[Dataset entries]
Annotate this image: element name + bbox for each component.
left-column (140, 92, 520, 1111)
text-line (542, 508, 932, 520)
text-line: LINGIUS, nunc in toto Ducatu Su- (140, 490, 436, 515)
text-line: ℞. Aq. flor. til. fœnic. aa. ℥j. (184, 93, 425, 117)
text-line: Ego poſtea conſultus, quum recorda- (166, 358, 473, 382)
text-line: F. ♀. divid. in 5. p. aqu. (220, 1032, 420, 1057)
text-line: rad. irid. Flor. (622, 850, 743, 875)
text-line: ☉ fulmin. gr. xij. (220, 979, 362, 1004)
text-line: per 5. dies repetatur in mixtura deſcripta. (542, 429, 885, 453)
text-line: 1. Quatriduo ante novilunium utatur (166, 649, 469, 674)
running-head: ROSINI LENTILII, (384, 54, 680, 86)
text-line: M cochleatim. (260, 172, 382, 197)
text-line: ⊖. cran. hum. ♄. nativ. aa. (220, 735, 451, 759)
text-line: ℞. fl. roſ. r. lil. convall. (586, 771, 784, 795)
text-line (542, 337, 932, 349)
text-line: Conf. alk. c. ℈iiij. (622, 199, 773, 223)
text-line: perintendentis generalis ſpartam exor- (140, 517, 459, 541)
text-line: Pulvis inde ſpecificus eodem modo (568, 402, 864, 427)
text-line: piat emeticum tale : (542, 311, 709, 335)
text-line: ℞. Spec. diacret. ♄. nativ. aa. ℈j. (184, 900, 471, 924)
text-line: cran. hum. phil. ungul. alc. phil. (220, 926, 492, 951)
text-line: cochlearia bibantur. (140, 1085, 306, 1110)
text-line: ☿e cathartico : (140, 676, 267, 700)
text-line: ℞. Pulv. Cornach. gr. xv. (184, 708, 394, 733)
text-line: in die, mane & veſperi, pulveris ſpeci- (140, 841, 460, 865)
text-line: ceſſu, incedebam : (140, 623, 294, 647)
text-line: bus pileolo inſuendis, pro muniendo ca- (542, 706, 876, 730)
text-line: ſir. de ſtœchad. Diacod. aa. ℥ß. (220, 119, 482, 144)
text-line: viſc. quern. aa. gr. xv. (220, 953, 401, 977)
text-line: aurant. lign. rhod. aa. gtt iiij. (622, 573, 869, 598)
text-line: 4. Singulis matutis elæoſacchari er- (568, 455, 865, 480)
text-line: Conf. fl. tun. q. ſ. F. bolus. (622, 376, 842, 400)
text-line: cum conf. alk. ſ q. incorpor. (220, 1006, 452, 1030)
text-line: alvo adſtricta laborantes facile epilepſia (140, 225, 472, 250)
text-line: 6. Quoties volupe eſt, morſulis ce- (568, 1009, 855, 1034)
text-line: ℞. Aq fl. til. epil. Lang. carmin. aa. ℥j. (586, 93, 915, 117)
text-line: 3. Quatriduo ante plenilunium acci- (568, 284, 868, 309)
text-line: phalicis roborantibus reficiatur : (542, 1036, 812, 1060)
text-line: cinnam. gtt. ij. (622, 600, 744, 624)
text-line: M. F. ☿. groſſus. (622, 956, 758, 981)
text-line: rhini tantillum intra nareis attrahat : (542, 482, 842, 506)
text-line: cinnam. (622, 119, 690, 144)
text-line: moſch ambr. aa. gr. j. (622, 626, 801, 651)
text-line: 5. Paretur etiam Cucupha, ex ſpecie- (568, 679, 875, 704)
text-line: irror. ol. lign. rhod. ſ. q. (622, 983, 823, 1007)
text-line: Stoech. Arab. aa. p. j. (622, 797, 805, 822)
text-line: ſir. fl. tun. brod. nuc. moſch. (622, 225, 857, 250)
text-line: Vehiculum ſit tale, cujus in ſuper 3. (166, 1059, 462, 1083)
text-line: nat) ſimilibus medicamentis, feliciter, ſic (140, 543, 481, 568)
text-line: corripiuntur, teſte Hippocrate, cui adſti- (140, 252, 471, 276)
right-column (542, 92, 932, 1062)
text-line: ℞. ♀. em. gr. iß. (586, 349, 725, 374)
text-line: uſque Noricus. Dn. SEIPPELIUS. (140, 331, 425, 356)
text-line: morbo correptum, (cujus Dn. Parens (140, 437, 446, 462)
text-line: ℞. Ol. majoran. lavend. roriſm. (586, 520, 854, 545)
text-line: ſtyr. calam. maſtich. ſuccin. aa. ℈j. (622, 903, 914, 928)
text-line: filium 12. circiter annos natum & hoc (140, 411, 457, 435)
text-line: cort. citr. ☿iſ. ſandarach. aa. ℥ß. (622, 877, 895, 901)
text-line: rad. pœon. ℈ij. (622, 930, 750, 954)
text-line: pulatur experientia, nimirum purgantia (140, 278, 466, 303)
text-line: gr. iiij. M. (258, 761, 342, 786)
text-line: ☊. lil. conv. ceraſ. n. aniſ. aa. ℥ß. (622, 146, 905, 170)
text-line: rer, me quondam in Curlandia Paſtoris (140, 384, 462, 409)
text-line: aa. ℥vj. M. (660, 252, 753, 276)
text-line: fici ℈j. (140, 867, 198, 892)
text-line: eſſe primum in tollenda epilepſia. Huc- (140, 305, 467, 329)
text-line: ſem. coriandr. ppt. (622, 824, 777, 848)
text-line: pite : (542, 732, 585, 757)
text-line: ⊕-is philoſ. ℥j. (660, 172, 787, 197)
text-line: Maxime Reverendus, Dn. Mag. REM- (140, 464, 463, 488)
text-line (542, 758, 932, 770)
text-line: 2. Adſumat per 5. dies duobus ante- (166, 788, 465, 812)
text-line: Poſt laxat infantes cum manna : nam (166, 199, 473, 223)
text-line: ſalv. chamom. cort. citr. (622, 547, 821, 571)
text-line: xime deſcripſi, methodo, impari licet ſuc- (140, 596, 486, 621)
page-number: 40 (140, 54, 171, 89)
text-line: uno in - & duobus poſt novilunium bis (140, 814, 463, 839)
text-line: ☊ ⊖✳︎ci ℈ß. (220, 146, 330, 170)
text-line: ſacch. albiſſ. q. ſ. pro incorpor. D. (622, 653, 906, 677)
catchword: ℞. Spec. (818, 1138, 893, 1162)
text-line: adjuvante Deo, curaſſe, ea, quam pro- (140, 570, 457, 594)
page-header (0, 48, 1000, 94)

Objective:
Please set out the lines from the start of the records through the line containing "running-head: ROSINI LENTILII, (384, 54, 680, 86)" as a numbered list, omitting any blank lines.

The output:
1. Annotate this image: element name + bbox for each component.
2. left-column (140, 92, 520, 1111)
3. text-line (542, 508, 932, 520)
4. text-line: LINGIUS, nunc in toto Ducatu Su- (140, 490, 436, 515)
5. text-line: ℞. Aq. flor. til. fœnic. aa. ℥j. (184, 93, 425, 117)
6. text-line: Ego poſtea conſultus, quum recorda- (166, 358, 473, 382)
7. text-line: F. ♀. divid. in 5. p. aqu. (220, 1032, 420, 1057)
8. text-line: rad. irid. Flor. (622, 850, 743, 875)
9. text-line: ☉ fulmin. gr. xij. (220, 979, 362, 1004)
10. text-line: per 5. dies repetatur in mixtura deſcripta. (542, 429, 885, 453)
11. text-line: 1. Quatriduo ante novilunium utatur (166, 649, 469, 674)
12. running-head: ROSINI LENTILII, (384, 54, 680, 86)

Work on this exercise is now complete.